What you should do: Collect all the lines that mention the word "marker".

Extracted entries:
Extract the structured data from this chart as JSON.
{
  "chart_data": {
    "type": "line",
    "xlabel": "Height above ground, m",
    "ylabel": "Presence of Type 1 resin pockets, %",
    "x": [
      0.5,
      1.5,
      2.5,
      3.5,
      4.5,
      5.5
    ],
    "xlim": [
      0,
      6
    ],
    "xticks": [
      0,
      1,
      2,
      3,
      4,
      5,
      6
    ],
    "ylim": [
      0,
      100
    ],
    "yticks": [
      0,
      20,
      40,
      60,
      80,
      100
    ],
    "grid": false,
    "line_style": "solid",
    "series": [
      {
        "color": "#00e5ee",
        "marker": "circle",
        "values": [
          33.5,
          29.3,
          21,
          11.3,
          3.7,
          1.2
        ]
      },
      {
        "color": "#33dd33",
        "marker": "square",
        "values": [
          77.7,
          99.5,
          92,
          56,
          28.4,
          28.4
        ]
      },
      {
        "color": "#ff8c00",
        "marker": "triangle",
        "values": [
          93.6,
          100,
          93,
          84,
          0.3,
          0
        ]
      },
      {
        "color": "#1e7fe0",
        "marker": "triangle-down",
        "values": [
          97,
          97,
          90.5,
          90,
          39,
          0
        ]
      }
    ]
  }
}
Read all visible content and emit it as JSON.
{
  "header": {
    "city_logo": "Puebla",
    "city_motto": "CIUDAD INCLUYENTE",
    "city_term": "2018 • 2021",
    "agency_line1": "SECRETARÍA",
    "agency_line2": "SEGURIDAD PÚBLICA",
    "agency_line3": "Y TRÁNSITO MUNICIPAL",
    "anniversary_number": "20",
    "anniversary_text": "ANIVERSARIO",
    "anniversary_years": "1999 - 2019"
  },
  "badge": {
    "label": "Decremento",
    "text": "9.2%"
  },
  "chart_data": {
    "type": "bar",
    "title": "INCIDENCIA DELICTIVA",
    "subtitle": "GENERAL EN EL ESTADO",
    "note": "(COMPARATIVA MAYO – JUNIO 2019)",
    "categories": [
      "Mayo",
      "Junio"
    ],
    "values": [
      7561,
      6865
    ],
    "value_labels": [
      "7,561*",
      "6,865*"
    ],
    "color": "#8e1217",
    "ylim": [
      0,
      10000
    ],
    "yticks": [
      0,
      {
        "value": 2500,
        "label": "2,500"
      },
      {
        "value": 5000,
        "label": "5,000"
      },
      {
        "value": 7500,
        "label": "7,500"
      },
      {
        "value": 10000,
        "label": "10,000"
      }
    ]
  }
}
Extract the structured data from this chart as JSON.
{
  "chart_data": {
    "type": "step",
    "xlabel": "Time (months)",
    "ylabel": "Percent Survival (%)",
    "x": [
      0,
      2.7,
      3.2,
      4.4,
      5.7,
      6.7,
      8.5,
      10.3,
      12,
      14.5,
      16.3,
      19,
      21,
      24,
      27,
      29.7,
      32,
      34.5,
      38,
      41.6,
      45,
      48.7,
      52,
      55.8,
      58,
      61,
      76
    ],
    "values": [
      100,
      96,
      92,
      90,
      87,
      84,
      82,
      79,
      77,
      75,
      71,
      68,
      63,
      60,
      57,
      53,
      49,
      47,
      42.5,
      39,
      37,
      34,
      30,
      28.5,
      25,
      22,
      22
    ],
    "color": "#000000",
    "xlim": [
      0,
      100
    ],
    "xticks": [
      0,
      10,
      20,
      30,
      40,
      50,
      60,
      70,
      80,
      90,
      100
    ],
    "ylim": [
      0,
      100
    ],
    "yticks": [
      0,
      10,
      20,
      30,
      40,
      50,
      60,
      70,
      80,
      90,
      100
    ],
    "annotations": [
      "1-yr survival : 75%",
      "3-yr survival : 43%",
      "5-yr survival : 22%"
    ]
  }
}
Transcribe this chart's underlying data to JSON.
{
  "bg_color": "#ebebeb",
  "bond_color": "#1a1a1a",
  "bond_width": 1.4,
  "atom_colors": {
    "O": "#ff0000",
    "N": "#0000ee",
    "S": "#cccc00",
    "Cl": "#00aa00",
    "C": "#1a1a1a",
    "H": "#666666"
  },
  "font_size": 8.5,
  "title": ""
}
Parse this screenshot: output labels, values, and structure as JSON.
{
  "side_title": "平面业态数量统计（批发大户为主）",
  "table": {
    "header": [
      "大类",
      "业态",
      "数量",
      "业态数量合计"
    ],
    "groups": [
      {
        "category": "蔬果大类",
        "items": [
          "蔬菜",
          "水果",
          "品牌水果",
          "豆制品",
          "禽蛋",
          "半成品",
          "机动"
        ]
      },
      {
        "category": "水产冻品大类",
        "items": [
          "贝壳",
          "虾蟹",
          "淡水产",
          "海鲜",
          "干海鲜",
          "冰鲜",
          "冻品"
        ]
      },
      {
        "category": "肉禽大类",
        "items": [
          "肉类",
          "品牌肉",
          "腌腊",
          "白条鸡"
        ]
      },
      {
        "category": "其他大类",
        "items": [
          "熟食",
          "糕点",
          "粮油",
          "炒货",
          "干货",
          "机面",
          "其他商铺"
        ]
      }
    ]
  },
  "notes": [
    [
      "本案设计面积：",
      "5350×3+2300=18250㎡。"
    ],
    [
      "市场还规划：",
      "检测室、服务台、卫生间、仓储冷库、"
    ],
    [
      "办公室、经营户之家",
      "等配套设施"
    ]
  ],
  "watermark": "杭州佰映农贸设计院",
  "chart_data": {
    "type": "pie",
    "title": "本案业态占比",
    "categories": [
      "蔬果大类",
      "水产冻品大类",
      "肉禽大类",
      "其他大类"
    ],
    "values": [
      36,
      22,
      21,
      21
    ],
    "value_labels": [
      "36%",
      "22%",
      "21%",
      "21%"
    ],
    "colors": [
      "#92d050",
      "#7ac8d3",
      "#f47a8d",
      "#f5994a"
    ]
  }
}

Full answer:
        "marker": "circle",
        "marker": "square",
        "marker": "triangle",
        "marker": "triangle-down",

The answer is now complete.